Write out all of the lines below, exactly and completely.

»»

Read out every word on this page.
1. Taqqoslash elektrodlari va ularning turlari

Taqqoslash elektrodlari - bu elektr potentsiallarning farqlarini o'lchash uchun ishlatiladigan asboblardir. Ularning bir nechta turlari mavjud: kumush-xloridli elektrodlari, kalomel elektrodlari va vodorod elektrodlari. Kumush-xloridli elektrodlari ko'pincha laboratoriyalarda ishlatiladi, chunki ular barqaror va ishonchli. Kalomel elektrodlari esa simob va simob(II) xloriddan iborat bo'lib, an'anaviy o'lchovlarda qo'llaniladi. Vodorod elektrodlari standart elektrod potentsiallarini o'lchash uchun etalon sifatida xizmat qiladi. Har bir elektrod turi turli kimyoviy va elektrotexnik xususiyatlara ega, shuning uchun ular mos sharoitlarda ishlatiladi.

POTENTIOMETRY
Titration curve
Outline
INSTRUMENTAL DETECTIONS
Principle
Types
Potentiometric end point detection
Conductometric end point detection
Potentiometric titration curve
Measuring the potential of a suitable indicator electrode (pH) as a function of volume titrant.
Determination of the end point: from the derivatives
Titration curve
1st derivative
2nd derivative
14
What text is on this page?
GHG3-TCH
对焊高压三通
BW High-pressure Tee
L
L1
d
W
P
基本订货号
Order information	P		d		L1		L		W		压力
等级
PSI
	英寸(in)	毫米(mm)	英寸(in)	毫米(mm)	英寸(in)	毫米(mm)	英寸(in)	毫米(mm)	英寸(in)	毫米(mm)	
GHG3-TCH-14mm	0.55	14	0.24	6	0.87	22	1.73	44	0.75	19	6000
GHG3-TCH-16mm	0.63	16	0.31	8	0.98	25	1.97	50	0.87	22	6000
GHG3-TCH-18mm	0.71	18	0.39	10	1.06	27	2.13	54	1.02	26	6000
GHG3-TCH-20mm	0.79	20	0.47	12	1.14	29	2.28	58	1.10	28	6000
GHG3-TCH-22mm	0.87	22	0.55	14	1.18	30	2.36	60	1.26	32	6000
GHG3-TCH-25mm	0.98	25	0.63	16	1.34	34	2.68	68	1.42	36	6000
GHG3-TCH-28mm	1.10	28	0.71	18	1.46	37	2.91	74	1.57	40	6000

««

=== WORKED SOLUTION ===
Read out every word on this page.
1. Taqqoslash elektrodlari va ularning turlari

Taqqoslash elektrodlari - bu elektr potentsiallarning farqlarini o'lchash uchun ishlatiladigan asboblardir. Ularning bir nechta turlari mavjud: kumush-xloridli elektrodlari, kalomel elektrodlari va vodorod elektrodlari. Kumush-xloridli elektrodlari ko'pincha laboratoriyalarda ishlatiladi, chunki ular barqaror va ishonchli. Kalomel elektrodlari esa simob va simob(II) xloriddan iborat bo'lib, an'anaviy o'lchovlarda qo'llaniladi. Vodorod elektrodlari standart elektrod potentsiallarini o'lchash uchun etalon sifatida xizmat qiladi. Har bir elektrod turi turli kimyoviy va elektrotexnik xususiyatlara ega, shuning uchun ular mos sharoitlarda ishlatiladi.

POTENTIOMETRY
Titration curve
Outline
INSTRUMENTAL DETECTIONS
Principle
Types
Potentiometric end point detection
Conductometric end point detection
Potentiometric titration curve
Measuring the potential of a suitable indicator electrode (pH) as a function of volume titrant.
Determination of the end point: from the derivatives
Titration curve
1st derivative
2nd derivative
14
What text is on this page?
GHG3-TCH
对焊高压三通
BW High-pressure Tee
L
L1
d
W
P
基本订货号
Order information	P		d		L1		L		W		压力
等级
PSI
	英寸(in)	毫米(mm)	英寸(in)	毫米(mm)	英寸(in)	毫米(mm)	英寸(in)	毫米(mm)	英寸(in)	毫米(mm)	
GHG3-TCH-14mm	0.55	14	0.24	6	0.87	22	1.73	44	0.75	19	6000
GHG3-TCH-16mm	0.63	16	0.31	8	0.98	25	1.97	50	0.87	22	6000
GHG3-TCH-18mm	0.71	18	0.39	10	1.06	27	2.13	54	1.02	26	6000
GHG3-TCH-20mm	0.79	20	0.47	12	1.14	29	2.28	58	1.10	28	6000
GHG3-TCH-22mm	0.87	22	0.55	14	1.18	30	2.36	60	1.26	32	6000
GHG3-TCH-25mm	0.98	25	0.63	16	1.34	34	2.68	68	1.42	36	6000
GHG3-TCH-28mm	1.10	28	0.71	18	1.46	37	2.91	74	1.57	40	6000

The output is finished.